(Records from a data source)
►

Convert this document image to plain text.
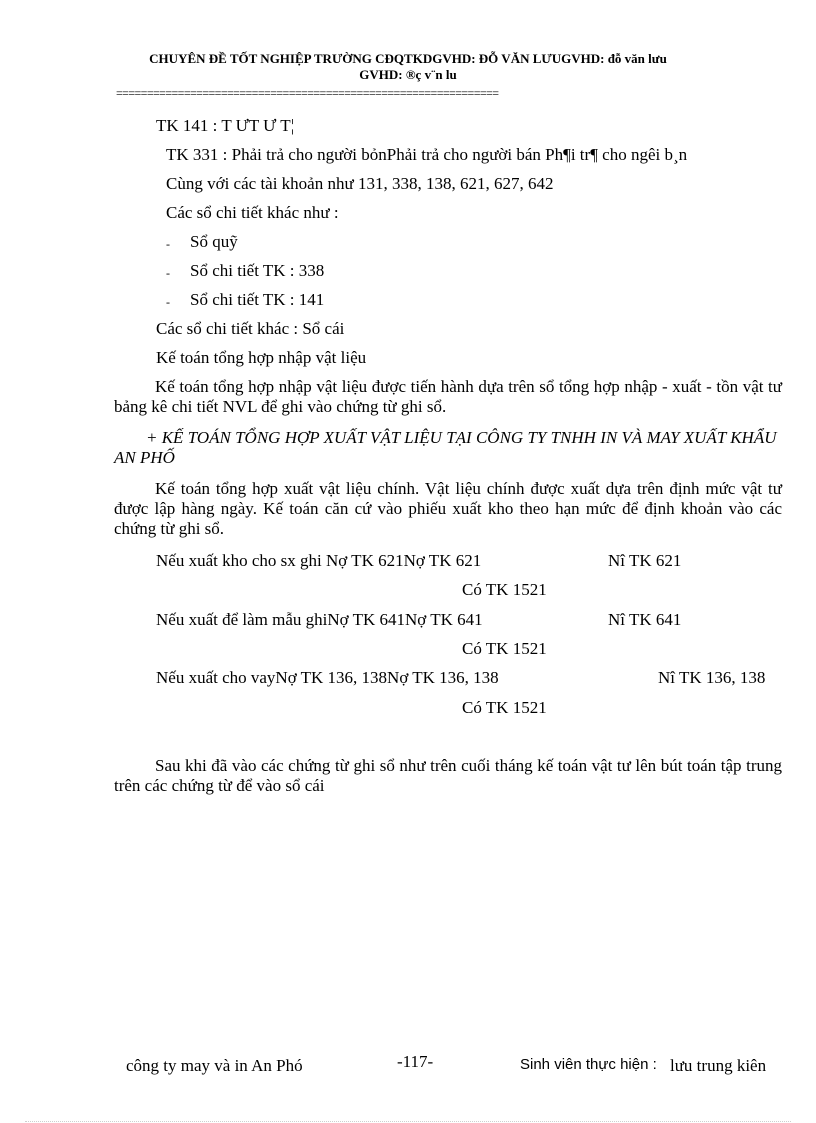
CHUYÊN ĐỀ TỐT NGHIỆP TRƯỜNG CĐQTKDGVHD: ĐỖ VĂN LƯUGVHD: đỗ văn lưu
GVHD: ®ç v¨n lu
==============================================================
TK 141 : T ƯT Ư T¦
TK 331 : Phải trả cho người bỏnPhải trả cho người bán Ph¶i tr¶ cho ngêi b¸n
Cùng với các tài khoản như 131, 338, 138, 621, 627, 642
Các sổ chi tiết khác như :
‐ Sổ quỹ
‐ Sổ chi tiết TK : 338
‐ Sổ chi tiết TK : 141
Các sổ chi tiết khác : Sổ cái
Kế toán tổng hợp nhập vật liệu
Kế toán tổng hợp nhập vật liệu được tiến hành dựa trên sổ tổng hợp nhập - xuất - tồn vật tư bảng kê chi tiết NVL để ghi vào chứng từ ghi sổ.
+ KẾ TOÁN TỔNG HỢP XUẤT VẬT LIỆU TẠI CÔNG TY TNHH IN VÀ MAY XUẤT KHẨU AN PHỐ
Kế toán tổng hợp xuất vật liệu chính. Vật liệu chính được xuất dựa trên định mức vật tư được lập hàng ngày. Kế toán căn cứ vào phiếu xuất kho theo hạn mức để định khoản vào các chứng từ ghi sổ.
Nếu xuất kho cho sx ghi Nợ TK 621Nợ TK 621	Nî TK 621
Có TK 1521
Nếu xuất để làm mẫu ghiNợ TK 641Nợ TK 641	Nî TK 641
Có TK 1521
Nếu xuất cho vayNợ TK 136, 138Nợ TK 136, 138	Nî TK 136, 138
Có TK 1521
Sau khi đã vào các chứng từ ghi sổ như trên cuối tháng kế toán vật tư lên bút toán tập trung trên các chứng từ để vào sổ cái
công ty may và in An Phó	-117-	Sinh viên thực hiện : lưu trung kiên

◄

Prompt:
Read the entries and pick out all lines that include the word "khoản".

Completed exercise:
Cùng với các tài khoản như 131, 338, 138, 621, 627, 642
Kế toán tổng hợp xuất vật liệu chính. Vật liệu chính được xuất dựa trên định mức vật tư được lập hàng ngày. Kế toán căn cứ vào phiếu xuất kho theo hạn mức để định khoản vào các chứng từ ghi sổ.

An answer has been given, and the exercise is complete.